╭─ GIVEN INFORMATION
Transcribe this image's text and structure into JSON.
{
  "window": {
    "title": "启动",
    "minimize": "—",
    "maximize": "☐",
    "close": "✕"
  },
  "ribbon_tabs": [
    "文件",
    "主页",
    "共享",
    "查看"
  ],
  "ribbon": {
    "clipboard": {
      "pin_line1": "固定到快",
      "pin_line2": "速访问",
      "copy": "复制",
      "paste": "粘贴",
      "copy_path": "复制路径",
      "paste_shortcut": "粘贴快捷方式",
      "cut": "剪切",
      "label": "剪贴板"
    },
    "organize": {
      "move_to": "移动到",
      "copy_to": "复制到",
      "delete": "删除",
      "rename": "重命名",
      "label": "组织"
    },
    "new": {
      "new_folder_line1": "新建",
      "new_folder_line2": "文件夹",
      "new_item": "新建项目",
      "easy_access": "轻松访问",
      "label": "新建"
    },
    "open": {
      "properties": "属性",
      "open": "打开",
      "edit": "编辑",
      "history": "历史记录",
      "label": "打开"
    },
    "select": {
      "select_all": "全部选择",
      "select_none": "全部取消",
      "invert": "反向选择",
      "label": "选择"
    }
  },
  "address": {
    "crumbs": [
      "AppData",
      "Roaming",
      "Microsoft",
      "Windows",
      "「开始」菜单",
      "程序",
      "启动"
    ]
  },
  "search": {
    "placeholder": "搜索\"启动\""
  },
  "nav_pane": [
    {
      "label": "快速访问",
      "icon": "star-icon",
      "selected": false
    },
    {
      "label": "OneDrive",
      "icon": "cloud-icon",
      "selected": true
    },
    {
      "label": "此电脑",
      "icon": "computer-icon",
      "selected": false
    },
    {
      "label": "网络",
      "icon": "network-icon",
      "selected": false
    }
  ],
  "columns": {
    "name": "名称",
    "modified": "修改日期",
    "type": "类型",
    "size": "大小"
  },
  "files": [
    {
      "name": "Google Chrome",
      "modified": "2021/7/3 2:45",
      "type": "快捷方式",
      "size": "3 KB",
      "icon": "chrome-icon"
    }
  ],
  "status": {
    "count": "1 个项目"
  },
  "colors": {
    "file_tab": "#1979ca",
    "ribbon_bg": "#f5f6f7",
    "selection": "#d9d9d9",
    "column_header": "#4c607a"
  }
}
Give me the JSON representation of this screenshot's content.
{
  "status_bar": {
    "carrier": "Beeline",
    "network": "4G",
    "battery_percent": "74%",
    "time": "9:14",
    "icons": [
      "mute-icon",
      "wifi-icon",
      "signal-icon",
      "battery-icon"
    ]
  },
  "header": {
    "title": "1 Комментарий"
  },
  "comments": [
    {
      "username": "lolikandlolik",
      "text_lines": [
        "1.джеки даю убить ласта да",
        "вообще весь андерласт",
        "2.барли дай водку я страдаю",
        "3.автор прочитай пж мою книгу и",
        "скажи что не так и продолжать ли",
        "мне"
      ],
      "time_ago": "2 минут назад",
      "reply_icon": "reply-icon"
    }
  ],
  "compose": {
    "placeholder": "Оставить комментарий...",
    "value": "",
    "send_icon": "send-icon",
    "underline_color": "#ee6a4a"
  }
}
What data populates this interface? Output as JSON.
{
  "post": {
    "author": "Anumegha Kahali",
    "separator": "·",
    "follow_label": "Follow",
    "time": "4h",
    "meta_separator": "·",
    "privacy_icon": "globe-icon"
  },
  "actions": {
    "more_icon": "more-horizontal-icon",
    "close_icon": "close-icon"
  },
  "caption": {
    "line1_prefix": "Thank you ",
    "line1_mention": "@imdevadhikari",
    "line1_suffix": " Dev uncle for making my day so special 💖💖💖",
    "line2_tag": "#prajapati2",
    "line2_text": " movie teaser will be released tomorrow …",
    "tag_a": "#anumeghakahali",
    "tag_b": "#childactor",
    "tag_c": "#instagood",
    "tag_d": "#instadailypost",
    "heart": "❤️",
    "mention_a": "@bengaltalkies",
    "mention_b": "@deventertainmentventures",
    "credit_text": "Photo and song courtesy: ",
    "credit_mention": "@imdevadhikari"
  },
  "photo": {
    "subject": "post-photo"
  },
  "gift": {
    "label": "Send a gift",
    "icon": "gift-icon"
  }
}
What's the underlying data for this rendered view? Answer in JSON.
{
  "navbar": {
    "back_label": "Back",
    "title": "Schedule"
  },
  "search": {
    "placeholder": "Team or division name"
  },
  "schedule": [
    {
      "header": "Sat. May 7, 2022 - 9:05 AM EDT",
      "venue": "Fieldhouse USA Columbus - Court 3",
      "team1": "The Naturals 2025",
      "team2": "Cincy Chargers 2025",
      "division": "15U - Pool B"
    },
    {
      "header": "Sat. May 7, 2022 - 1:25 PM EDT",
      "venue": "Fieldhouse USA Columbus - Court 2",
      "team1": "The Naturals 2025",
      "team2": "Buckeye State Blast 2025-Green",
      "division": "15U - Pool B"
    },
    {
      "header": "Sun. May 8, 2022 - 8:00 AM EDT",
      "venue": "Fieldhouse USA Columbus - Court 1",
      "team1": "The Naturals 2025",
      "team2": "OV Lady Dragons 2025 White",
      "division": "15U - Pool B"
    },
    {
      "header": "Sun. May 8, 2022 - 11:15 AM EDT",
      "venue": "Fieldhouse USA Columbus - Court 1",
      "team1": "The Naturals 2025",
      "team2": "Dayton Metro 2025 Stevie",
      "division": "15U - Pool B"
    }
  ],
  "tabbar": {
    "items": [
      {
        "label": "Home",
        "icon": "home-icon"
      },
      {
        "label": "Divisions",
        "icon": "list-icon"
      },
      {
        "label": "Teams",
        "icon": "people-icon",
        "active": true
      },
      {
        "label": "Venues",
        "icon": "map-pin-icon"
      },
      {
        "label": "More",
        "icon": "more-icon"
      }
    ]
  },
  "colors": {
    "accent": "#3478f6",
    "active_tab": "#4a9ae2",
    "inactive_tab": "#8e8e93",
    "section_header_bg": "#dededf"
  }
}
╰─
AIM: Go through the listing and copy all of it exactly.

SOLUTION TO THE EXERCISE:
Transcribe this image's text and structure into JSON.
{
  "window": {
    "title": "启动",
    "minimize": "—",
    "maximize": "☐",
    "close": "✕"
  },
  "ribbon_tabs": [
    "文件",
    "主页",
    "共享",
    "查看"
  ],
  "ribbon": {
    "clipboard": {
      "pin_line1": "固定到快",
      "pin_line2": "速访问",
      "copy": "复制",
      "paste": "粘贴",
      "copy_path": "复制路径",
      "paste_shortcut": "粘贴快捷方式",
      "cut": "剪切",
      "label": "剪贴板"
    },
    "organize": {
      "move_to": "移动到",
      "copy_to": "复制到",
      "delete": "删除",
      "rename": "重命名",
      "label": "组织"
    },
    "new": {
      "new_folder_line1": "新建",
      "new_folder_line2": "文件夹",
      "new_item": "新建项目",
      "easy_access": "轻松访问",
      "label": "新建"
    },
    "open": {
      "properties": "属性",
      "open": "打开",
      "edit": "编辑",
      "history": "历史记录",
      "label": "打开"
    },
    "select": {
      "select_all": "全部选择",
      "select_none": "全部取消",
      "invert": "反向选择",
      "label": "选择"
    }
  },
  "address": {
    "crumbs": [
      "AppData",
      "Roaming",
      "Microsoft",
      "Windows",
      "「开始」菜单",
      "程序",
      "启动"
    ]
  },
  "search": {
    "placeholder": "搜索\"启动\""
  },
  "nav_pane": [
    {
      "label": "快速访问",
      "icon": "star-icon",
      "selected": false
    },
    {
      "label": "OneDrive",
      "icon": "cloud-icon",
      "selected": true
    },
    {
      "label": "此电脑",
      "icon": "computer-icon",
      "selected": false
    },
    {
      "label": "网络",
      "icon": "network-icon",
      "selected": false
    }
  ],
  "columns": {
    "name": "名称",
    "modified": "修改日期",
    "type": "类型",
    "size": "大小"
  },
  "files": [
    {
      "name": "Google Chrome",
      "modified": "2021/7/3 2:45",
      "type": "快捷方式",
      "size": "3 KB",
      "icon": "chrome-icon"
    }
  ],
  "status": {
    "count": "1 个项目"
  },
  "colors": {
    "file_tab": "#1979ca",
    "ribbon_bg": "#f5f6f7",
    "selection": "#d9d9d9",
    "column_header": "#4c607a"
  }
}
Give me the JSON representation of this screenshot's content.
{
  "status_bar": {
    "carrier": "Beeline",
    "network": "4G",
    "battery_percent": "74%",
    "time": "9:14",
    "icons": [
      "mute-icon",
      "wifi-icon",
      "signal-icon",
      "battery-icon"
    ]
  },
  "header": {
    "title": "1 Комментарий"
  },
  "comments": [
    {
      "username": "lolikandlolik",
      "text_lines": [
        "1.джеки даю убить ласта да",
        "вообще весь андерласт",
        "2.барли дай водку я страдаю",
        "3.автор прочитай пж мою книгу и",
        "скажи что не так и продолжать ли",
        "мне"
      ],
      "time_ago": "2 минут назад",
      "reply_icon": "reply-icon"
    }
  ],
  "compose": {
    "placeholder": "Оставить комментарий...",
    "value": "",
    "send_icon": "send-icon",
    "underline_color": "#ee6a4a"
  }
}
What data populates this interface? Output as JSON.
{
  "post": {
    "author": "Anumegha Kahali",
    "separator": "·",
    "follow_label": "Follow",
    "time": "4h",
    "meta_separator": "·",
    "privacy_icon": "globe-icon"
  },
  "actions": {
    "more_icon": "more-horizontal-icon",
    "close_icon": "close-icon"
  },
  "caption": {
    "line1_prefix": "Thank you ",
    "line1_mention": "@imdevadhikari",
    "line1_suffix": " Dev uncle for making my day so special 💖💖💖",
    "line2_tag": "#prajapati2",
    "line2_text": " movie teaser will be released tomorrow …",
    "tag_a": "#anumeghakahali",
    "tag_b": "#childactor",
    "tag_c": "#instagood",
    "tag_d": "#instadailypost",
    "heart": "❤️",
    "mention_a": "@bengaltalkies",
    "mention_b": "@deventertainmentventures",
    "credit_text": "Photo and song courtesy: ",
    "credit_mention": "@imdevadhikari"
  },
  "photo": {
    "subject": "post-photo"
  },
  "gift": {
    "label": "Send a gift",
    "icon": "gift-icon"
  }
}
What's the underlying data for this rendered view? Answer in JSON.
{
  "navbar": {
    "back_label": "Back",
    "title": "Schedule"
  },
  "search": {
    "placeholder": "Team or division name"
  },
  "schedule": [
    {
      "header": "Sat. May 7, 2022 - 9:05 AM EDT",
      "venue": "Fieldhouse USA Columbus - Court 3",
      "team1": "The Naturals 2025",
      "team2": "Cincy Chargers 2025",
      "division": "15U - Pool B"
    },
    {
      "header": "Sat. May 7, 2022 - 1:25 PM EDT",
      "venue": "Fieldhouse USA Columbus - Court 2",
      "team1": "The Naturals 2025",
      "team2": "Buckeye State Blast 2025-Green",
      "division": "15U - Pool B"
    },
    {
      "header": "Sun. May 8, 2022 - 8:00 AM EDT",
      "venue": "Fieldhouse USA Columbus - Court 1",
      "team1": "The Naturals 2025",
      "team2": "OV Lady Dragons 2025 White",
      "division": "15U - Pool B"
    },
    {
      "header": "Sun. May 8, 2022 - 11:15 AM EDT",
      "venue": "Fieldhouse USA Columbus - Court 1",
      "team1": "The Naturals 2025",
      "team2": "Dayton Metro 2025 Stevie",
      "division": "15U - Pool B"
    }
  ],
  "tabbar": {
    "items": [
      {
        "label": "Home",
        "icon": "home-icon"
      },
      {
        "label": "Divisions",
        "icon": "list-icon"
      },
      {
        "label": "Teams",
        "icon": "people-icon",
        "active": true
      },
      {
        "label": "Venues",
        "icon": "map-pin-icon"
      },
      {
        "label": "More",
        "icon": "more-icon"
      }
    ]
  },
  "colors": {
    "accent": "#3478f6",
    "active_tab": "#4a9ae2",
    "inactive_tab": "#8e8e93",
    "section_header_bg": "#dededf"
  }
}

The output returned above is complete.